**Directions**
Print out the material that follows word for word.

►

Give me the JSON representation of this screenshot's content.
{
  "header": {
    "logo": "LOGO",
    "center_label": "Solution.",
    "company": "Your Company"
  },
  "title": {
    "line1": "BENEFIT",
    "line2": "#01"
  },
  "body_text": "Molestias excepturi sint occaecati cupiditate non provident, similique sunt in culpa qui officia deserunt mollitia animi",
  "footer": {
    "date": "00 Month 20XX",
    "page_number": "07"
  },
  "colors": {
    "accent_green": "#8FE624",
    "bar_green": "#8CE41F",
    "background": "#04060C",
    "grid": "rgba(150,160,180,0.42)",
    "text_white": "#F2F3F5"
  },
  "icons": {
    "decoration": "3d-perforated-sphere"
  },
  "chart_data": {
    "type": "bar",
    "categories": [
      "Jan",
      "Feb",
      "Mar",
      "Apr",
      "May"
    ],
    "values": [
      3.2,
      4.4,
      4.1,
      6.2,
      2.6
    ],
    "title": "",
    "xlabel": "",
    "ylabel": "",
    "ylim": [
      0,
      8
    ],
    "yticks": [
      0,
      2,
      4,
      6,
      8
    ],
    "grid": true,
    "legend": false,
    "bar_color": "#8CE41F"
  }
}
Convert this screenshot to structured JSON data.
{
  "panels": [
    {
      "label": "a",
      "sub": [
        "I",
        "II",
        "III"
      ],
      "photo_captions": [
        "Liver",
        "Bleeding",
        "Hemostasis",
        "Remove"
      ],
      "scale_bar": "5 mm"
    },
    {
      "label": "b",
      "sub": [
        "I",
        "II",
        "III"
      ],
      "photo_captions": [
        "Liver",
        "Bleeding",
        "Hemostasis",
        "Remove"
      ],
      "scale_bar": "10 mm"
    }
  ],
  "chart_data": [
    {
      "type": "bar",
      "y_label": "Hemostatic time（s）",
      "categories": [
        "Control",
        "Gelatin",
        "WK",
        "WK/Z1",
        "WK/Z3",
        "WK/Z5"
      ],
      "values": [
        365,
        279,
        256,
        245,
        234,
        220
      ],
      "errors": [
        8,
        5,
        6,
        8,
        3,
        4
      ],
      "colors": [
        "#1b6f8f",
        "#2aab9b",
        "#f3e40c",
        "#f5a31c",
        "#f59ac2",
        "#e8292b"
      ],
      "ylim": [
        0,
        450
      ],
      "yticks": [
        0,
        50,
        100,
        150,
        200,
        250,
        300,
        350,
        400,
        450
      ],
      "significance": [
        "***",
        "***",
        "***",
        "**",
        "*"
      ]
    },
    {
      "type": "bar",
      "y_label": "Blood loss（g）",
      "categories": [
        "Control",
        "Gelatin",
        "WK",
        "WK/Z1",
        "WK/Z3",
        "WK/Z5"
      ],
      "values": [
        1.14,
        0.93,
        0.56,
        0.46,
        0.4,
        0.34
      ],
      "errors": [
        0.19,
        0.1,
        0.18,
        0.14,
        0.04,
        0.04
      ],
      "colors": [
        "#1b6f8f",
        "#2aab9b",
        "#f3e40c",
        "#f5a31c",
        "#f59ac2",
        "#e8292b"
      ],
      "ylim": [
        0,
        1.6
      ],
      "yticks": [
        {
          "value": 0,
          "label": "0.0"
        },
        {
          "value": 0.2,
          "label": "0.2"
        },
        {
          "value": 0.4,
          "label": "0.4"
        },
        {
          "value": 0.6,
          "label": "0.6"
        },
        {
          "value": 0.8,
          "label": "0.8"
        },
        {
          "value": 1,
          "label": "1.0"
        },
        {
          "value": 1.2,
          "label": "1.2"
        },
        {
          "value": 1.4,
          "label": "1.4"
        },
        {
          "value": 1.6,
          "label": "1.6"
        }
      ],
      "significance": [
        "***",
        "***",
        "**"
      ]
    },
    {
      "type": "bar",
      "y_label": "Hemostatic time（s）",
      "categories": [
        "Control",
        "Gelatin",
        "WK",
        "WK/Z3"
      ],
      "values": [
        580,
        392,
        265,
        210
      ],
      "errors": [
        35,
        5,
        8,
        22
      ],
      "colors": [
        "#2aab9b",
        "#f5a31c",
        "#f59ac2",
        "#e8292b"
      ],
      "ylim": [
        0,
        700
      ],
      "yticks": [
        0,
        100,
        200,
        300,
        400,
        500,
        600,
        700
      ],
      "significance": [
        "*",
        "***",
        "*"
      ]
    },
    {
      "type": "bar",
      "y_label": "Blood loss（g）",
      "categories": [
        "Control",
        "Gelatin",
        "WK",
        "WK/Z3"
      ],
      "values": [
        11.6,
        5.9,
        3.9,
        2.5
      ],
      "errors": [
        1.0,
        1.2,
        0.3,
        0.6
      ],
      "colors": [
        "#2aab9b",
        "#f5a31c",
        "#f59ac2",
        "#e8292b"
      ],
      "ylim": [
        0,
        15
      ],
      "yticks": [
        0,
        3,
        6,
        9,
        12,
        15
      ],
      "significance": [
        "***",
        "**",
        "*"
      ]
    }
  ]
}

◄

**Solution below**
Give me the JSON representation of this screenshot's content.
{
  "header": {
    "logo": "LOGO",
    "center_label": "Solution.",
    "company": "Your Company"
  },
  "title": {
    "line1": "BENEFIT",
    "line2": "#01"
  },
  "body_text": "Molestias excepturi sint occaecati cupiditate non provident, similique sunt in culpa qui officia deserunt mollitia animi",
  "footer": {
    "date": "00 Month 20XX",
    "page_number": "07"
  },
  "colors": {
    "accent_green": "#8FE624",
    "bar_green": "#8CE41F",
    "background": "#04060C",
    "grid": "rgba(150,160,180,0.42)",
    "text_white": "#F2F3F5"
  },
  "icons": {
    "decoration": "3d-perforated-sphere"
  },
  "chart_data": {
    "type": "bar",
    "categories": [
      "Jan",
      "Feb",
      "Mar",
      "Apr",
      "May"
    ],
    "values": [
      3.2,
      4.4,
      4.1,
      6.2,
      2.6
    ],
    "title": "",
    "xlabel": "",
    "ylabel": "",
    "ylim": [
      0,
      8
    ],
    "yticks": [
      0,
      2,
      4,
      6,
      8
    ],
    "grid": true,
    "legend": false,
    "bar_color": "#8CE41F"
  }
}
Convert this screenshot to structured JSON data.
{
  "panels": [
    {
      "label": "a",
      "sub": [
        "I",
        "II",
        "III"
      ],
      "photo_captions": [
        "Liver",
        "Bleeding",
        "Hemostasis",
        "Remove"
      ],
      "scale_bar": "5 mm"
    },
    {
      "label": "b",
      "sub": [
        "I",
        "II",
        "III"
      ],
      "photo_captions": [
        "Liver",
        "Bleeding",
        "Hemostasis",
        "Remove"
      ],
      "scale_bar": "10 mm"
    }
  ],
  "chart_data": [
    {
      "type": "bar",
      "y_label": "Hemostatic time（s）",
      "categories": [
        "Control",
        "Gelatin",
        "WK",
        "WK/Z1",
        "WK/Z3",
        "WK/Z5"
      ],
      "values": [
        365,
        279,
        256,
        245,
        234,
        220
      ],
      "errors": [
        8,
        5,
        6,
        8,
        3,
        4
      ],
      "colors": [
        "#1b6f8f",
        "#2aab9b",
        "#f3e40c",
        "#f5a31c",
        "#f59ac2",
        "#e8292b"
      ],
      "ylim": [
        0,
        450
      ],
      "yticks": [
        0,
        50,
        100,
        150,
        200,
        250,
        300,
        350,
        400,
        450
      ],
      "significance": [
        "***",
        "***",
        "***",
        "**",
        "*"
      ]
    },
    {
      "type": "bar",
      "y_label": "Blood loss（g）",
      "categories": [
        "Control",
        "Gelatin",
        "WK",
        "WK/Z1",
        "WK/Z3",
        "WK/Z5"
      ],
      "values": [
        1.14,
        0.93,
        0.56,
        0.46,
        0.4,
        0.34
      ],
      "errors": [
        0.19,
        0.1,
        0.18,
        0.14,
        0.04,
        0.04
      ],
      "colors": [
        "#1b6f8f",
        "#2aab9b",
        "#f3e40c",
        "#f5a31c",
        "#f59ac2",
        "#e8292b"
      ],
      "ylim": [
        0,
        1.6
      ],
      "yticks": [
        {
          "value": 0,
          "label": "0.0"
        },
        {
          "value": 0.2,
          "label": "0.2"
        },
        {
          "value": 0.4,
          "label": "0.4"
        },
        {
          "value": 0.6,
          "label": "0.6"
        },
        {
          "value": 0.8,
          "label": "0.8"
        },
        {
          "value": 1,
          "label": "1.0"
        },
        {
          "value": 1.2,
          "label": "1.2"
        },
        {
          "value": 1.4,
          "label": "1.4"
        },
        {
          "value": 1.6,
          "label": "1.6"
        }
      ],
      "significance": [
        "***",
        "***",
        "**"
      ]
    },
    {
      "type": "bar",
      "y_label": "Hemostatic time（s）",
      "categories": [
        "Control",
        "Gelatin",
        "WK",
        "WK/Z3"
      ],
      "values": [
        580,
        392,
        265,
        210
      ],
      "errors": [
        35,
        5,
        8,
        22
      ],
      "colors": [
        "#2aab9b",
        "#f5a31c",
        "#f59ac2",
        "#e8292b"
      ],
      "ylim": [
        0,
        700
      ],
      "yticks": [
        0,
        100,
        200,
        300,
        400,
        500,
        600,
        700
      ],
      "significance": [
        "*",
        "***",
        "*"
      ]
    },
    {
      "type": "bar",
      "y_label": "Blood loss（g）",
      "categories": [
        "Control",
        "Gelatin",
        "WK",
        "WK/Z3"
      ],
      "values": [
        11.6,
        5.9,
        3.9,
        2.5
      ],
      "errors": [
        1.0,
        1.2,
        0.3,
        0.6
      ],
      "colors": [
        "#2aab9b",
        "#f5a31c",
        "#f59ac2",
        "#e8292b"
      ],
      "ylim": [
        0,
        15
      ],
      "yticks": [
        0,
        3,
        6,
        9,
        12,
        15
      ],
      "significance": [
        "***",
        "**",
        "*"
      ]
    }
  ]
}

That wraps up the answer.